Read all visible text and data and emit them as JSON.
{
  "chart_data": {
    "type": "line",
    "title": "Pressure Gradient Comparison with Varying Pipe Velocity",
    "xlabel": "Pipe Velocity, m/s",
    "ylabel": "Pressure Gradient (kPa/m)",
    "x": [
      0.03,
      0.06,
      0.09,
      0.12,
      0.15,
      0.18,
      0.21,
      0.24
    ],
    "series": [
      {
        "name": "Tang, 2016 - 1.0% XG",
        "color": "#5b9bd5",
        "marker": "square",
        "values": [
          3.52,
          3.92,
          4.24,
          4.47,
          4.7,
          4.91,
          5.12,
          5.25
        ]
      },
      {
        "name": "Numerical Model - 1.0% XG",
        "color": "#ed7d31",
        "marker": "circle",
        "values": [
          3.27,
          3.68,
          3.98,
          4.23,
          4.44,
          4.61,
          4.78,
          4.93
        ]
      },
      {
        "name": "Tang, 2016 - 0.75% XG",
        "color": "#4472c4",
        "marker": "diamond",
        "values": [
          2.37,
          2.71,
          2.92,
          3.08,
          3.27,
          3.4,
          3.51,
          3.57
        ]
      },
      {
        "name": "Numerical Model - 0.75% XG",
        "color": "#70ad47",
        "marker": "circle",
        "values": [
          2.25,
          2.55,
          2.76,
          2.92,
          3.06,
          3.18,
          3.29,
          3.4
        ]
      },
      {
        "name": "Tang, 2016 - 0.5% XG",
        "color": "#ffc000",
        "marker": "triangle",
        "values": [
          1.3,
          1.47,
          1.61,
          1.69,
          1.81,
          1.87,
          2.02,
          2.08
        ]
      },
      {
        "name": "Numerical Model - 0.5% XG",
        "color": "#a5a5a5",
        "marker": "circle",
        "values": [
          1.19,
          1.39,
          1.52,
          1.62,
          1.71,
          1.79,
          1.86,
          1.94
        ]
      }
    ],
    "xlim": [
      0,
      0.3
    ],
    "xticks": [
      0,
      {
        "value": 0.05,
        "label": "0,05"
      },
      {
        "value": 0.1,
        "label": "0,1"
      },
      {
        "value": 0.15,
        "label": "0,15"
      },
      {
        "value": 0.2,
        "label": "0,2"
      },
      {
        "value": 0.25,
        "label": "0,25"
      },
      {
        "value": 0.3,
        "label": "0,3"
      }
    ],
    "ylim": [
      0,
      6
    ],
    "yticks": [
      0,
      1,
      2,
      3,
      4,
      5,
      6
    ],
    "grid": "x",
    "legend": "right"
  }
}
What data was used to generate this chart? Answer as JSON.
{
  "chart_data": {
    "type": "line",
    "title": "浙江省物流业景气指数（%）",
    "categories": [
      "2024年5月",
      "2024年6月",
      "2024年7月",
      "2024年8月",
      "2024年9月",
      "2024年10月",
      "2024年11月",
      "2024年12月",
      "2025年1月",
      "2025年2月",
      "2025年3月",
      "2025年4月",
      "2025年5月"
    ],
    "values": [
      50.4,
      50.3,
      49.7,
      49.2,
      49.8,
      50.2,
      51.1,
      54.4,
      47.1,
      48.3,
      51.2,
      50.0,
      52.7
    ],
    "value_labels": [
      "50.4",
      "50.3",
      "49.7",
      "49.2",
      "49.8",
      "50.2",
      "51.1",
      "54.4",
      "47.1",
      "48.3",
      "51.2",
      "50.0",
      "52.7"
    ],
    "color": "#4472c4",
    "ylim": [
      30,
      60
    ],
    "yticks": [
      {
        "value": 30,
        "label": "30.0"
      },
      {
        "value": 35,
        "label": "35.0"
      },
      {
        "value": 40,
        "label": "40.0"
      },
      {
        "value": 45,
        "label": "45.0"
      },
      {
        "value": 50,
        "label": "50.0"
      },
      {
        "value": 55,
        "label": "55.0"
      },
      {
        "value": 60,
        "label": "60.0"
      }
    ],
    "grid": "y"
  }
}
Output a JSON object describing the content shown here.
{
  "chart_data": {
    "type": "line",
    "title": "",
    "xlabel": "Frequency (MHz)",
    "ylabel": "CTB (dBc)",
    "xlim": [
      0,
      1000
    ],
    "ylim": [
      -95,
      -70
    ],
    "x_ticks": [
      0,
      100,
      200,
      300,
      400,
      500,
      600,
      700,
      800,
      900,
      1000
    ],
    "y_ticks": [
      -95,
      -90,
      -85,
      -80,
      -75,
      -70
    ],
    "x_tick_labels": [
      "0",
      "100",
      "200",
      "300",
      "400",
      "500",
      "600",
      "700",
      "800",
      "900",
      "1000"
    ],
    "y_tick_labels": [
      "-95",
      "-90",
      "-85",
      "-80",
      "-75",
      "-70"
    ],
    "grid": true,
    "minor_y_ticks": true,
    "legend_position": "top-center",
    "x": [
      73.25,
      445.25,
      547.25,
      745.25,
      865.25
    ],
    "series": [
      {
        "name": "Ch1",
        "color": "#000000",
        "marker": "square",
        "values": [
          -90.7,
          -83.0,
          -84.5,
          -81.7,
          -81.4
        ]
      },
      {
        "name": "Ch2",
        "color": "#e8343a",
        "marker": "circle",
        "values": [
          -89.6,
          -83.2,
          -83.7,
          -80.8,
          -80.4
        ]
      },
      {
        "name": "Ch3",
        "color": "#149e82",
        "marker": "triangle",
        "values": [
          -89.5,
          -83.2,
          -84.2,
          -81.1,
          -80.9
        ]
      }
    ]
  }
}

What the exercise asks: Your answer should be a single number: the count of lines containing the word "color".

Worked solution: 10